▶ What to do: Set the listing down again in full, word for word, with the pictures left out.
*** Records for this exercise ***
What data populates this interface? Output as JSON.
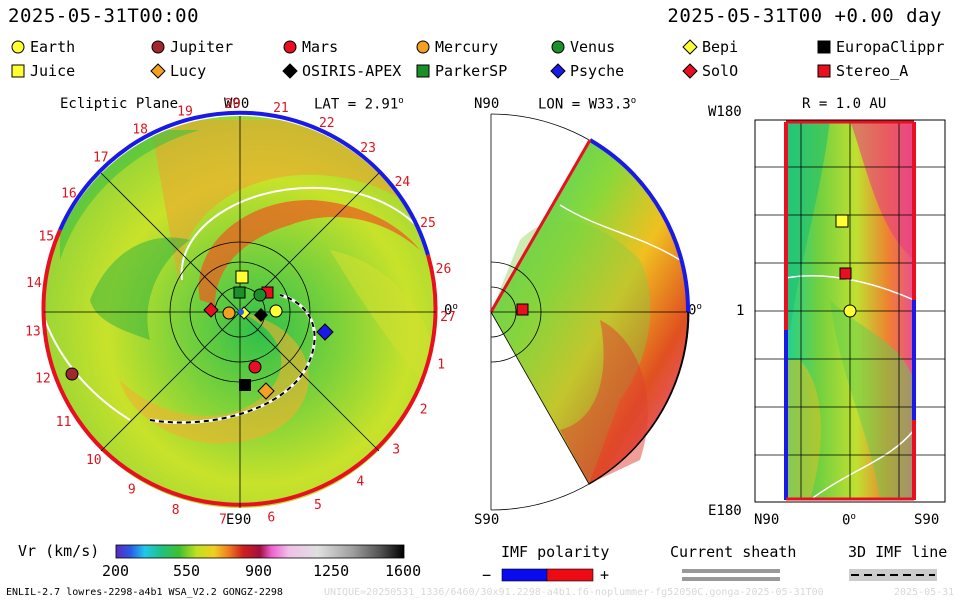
{
  "header": {
    "datetime_left": "2025-05-31T00:00",
    "datetime_right": "2025-05-31T00 +0.00 day"
  },
  "legend": [
    {
      "label": "Earth",
      "shape": "circle",
      "color": "#ffff33"
    },
    {
      "label": "Jupiter",
      "shape": "circle",
      "color": "#a0282d"
    },
    {
      "label": "Mars",
      "shape": "circle",
      "color": "#e81020"
    },
    {
      "label": "Mercury",
      "shape": "circle",
      "color": "#f5a020"
    },
    {
      "label": "Venus",
      "shape": "circle",
      "color": "#1a8f2a"
    },
    {
      "label": "Bepi",
      "shape": "diamond",
      "color": "#ffff33"
    },
    {
      "label": "EuropaClippr",
      "shape": "square",
      "color": "#000000"
    },
    {
      "label": "Juice",
      "shape": "square",
      "color": "#ffff33"
    },
    {
      "label": "Lucy",
      "shape": "diamond",
      "color": "#f5a020"
    },
    {
      "label": "OSIRIS-APEX",
      "shape": "diamond",
      "color": "#000000"
    },
    {
      "label": "ParkerSP",
      "shape": "square",
      "color": "#1a8f2a"
    },
    {
      "label": "Psyche",
      "shape": "diamond",
      "color": "#1a1ae8"
    },
    {
      "label": "SolO",
      "shape": "diamond",
      "color": "#e81020"
    },
    {
      "label": "Stereo_A",
      "shape": "square",
      "color": "#e81020"
    }
  ],
  "panels": {
    "ecliptic": {
      "title": "Ecliptic Plane",
      "top_label": "W90",
      "lat_label": "LAT = 2.91",
      "bottom_label": "E90",
      "right_label": "0",
      "carrington_labels": [
        "20",
        "21",
        "22",
        "23",
        "24",
        "25",
        "26",
        "27",
        "1",
        "2",
        "3",
        "4",
        "5",
        "6",
        "7",
        "8",
        "9",
        "10",
        "11",
        "12",
        "13",
        "14",
        "15",
        "16",
        "17",
        "18",
        "19"
      ]
    },
    "meridional": {
      "top_left": "N90",
      "lon_label": "LON = W33.3",
      "right_label": "0",
      "bottom_left": "S90"
    },
    "radial": {
      "r_label": "R = 1.0 AU",
      "left_top": "W180",
      "left_mid": "1",
      "left_bottom": "E180",
      "bottom_left": "N90",
      "bottom_mid": "0",
      "bottom_right": "S90"
    }
  },
  "colorbar": {
    "label": "Vr (km/s)",
    "ticks": [
      "200",
      "550",
      "900",
      "1250",
      "1600"
    ]
  },
  "imf": {
    "title": "IMF polarity",
    "minus": "−",
    "plus": "+",
    "neg_color": "#0a0aee",
    "pos_color": "#ee0a14"
  },
  "sheath": {
    "title": "Current sheath"
  },
  "imf3d": {
    "title": "3D IMF line"
  },
  "footer": {
    "model_info": "ENLIL-2.7 lowres-2298-a4b1 WSA_V2.2 GONGZ-2298",
    "run_id": "UNIQUE=20250531_1336/6460/30x91.2298-a4b1.f6-noplummer-fg52050C.gonga-2025-05-31T00",
    "date_suffix": "2025-05-31"
  },
  "chart_data": [
    {
      "type": "heatmap",
      "title": "Ecliptic Plane",
      "quantity": "Vr (km/s)",
      "range": [
        200,
        1600
      ],
      "bodies_shown": [
        "Earth",
        "Jupiter",
        "Mars",
        "Mercury",
        "Venus",
        "Bepi",
        "EuropaClippr",
        "Juice",
        "Lucy",
        "OSIRIS-APEX",
        "ParkerSP",
        "Psyche",
        "SolO",
        "Stereo_A"
      ]
    },
    {
      "type": "heatmap",
      "title": "LON = W33.3",
      "quantity": "Vr (km/s)",
      "range": [
        200,
        1600
      ]
    },
    {
      "type": "heatmap",
      "title": "R = 1.0 AU",
      "quantity": "Vr (km/s)",
      "range": [
        200,
        1600
      ],
      "x_ticks": [
        "N90",
        "0",
        "S90"
      ],
      "y_ticks": [
        "W180",
        "1",
        "E180"
      ]
    }
  ]
}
***
▶ Response:
What data populates this interface? Output as JSON.
{
  "header": {
    "datetime_left": "2025-05-31T00:00",
    "datetime_right": "2025-05-31T00 +0.00 day"
  },
  "legend": [
    {
      "label": "Earth",
      "shape": "circle",
      "color": "#ffff33"
    },
    {
      "label": "Jupiter",
      "shape": "circle",
      "color": "#a0282d"
    },
    {
      "label": "Mars",
      "shape": "circle",
      "color": "#e81020"
    },
    {
      "label": "Mercury",
      "shape": "circle",
      "color": "#f5a020"
    },
    {
      "label": "Venus",
      "shape": "circle",
      "color": "#1a8f2a"
    },
    {
      "label": "Bepi",
      "shape": "diamond",
      "color": "#ffff33"
    },
    {
      "label": "EuropaClippr",
      "shape": "square",
      "color": "#000000"
    },
    {
      "label": "Juice",
      "shape": "square",
      "color": "#ffff33"
    },
    {
      "label": "Lucy",
      "shape": "diamond",
      "color": "#f5a020"
    },
    {
      "label": "OSIRIS-APEX",
      "shape": "diamond",
      "color": "#000000"
    },
    {
      "label": "ParkerSP",
      "shape": "square",
      "color": "#1a8f2a"
    },
    {
      "label": "Psyche",
      "shape": "diamond",
      "color": "#1a1ae8"
    },
    {
      "label": "SolO",
      "shape": "diamond",
      "color": "#e81020"
    },
    {
      "label": "Stereo_A",
      "shape": "square",
      "color": "#e81020"
    }
  ],
  "panels": {
    "ecliptic": {
      "title": "Ecliptic Plane",
      "top_label": "W90",
      "lat_label": "LAT = 2.91",
      "bottom_label": "E90",
      "right_label": "0",
      "carrington_labels": [
        "20",
        "21",
        "22",
        "23",
        "24",
        "25",
        "26",
        "27",
        "1",
        "2",
        "3",
        "4",
        "5",
        "6",
        "7",
        "8",
        "9",
        "10",
        "11",
        "12",
        "13",
        "14",
        "15",
        "16",
        "17",
        "18",
        "19"
      ]
    },
    "meridional": {
      "top_left": "N90",
      "lon_label": "LON = W33.3",
      "right_label": "0",
      "bottom_left": "S90"
    },
    "radial": {
      "r_label": "R = 1.0 AU",
      "left_top": "W180",
      "left_mid": "1",
      "left_bottom": "E180",
      "bottom_left": "N90",
      "bottom_mid": "0",
      "bottom_right": "S90"
    }
  },
  "colorbar": {
    "label": "Vr (km/s)",
    "ticks": [
      "200",
      "550",
      "900",
      "1250",
      "1600"
    ]
  },
  "imf": {
    "title": "IMF polarity",
    "minus": "−",
    "plus": "+",
    "neg_color": "#0a0aee",
    "pos_color": "#ee0a14"
  },
  "sheath": {
    "title": "Current sheath"
  },
  "imf3d": {
    "title": "3D IMF line"
  },
  "footer": {
    "model_info": "ENLIL-2.7 lowres-2298-a4b1 WSA_V2.2 GONGZ-2298",
    "run_id": "UNIQUE=20250531_1336/6460/30x91.2298-a4b1.f6-noplummer-fg52050C.gonga-2025-05-31T00",
    "date_suffix": "2025-05-31"
  },
  "chart_data": [
    {
      "type": "heatmap",
      "title": "Ecliptic Plane",
      "quantity": "Vr (km/s)",
      "range": [
        200,
        1600
      ],
      "bodies_shown": [
        "Earth",
        "Jupiter",
        "Mars",
        "Mercury",
        "Venus",
        "Bepi",
        "EuropaClippr",
        "Juice",
        "Lucy",
        "OSIRIS-APEX",
        "ParkerSP",
        "Psyche",
        "SolO",
        "Stereo_A"
      ]
    },
    {
      "type": "heatmap",
      "title": "LON = W33.3",
      "quantity": "Vr (km/s)",
      "range": [
        200,
        1600
      ]
    },
    {
      "type": "heatmap",
      "title": "R = 1.0 AU",
      "quantity": "Vr (km/s)",
      "range": [
        200,
        1600
      ],
      "x_ticks": [
        "N90",
        "0",
        "S90"
      ],
      "y_ticks": [
        "W180",
        "1",
        "E180"
      ]
    }
  ]
}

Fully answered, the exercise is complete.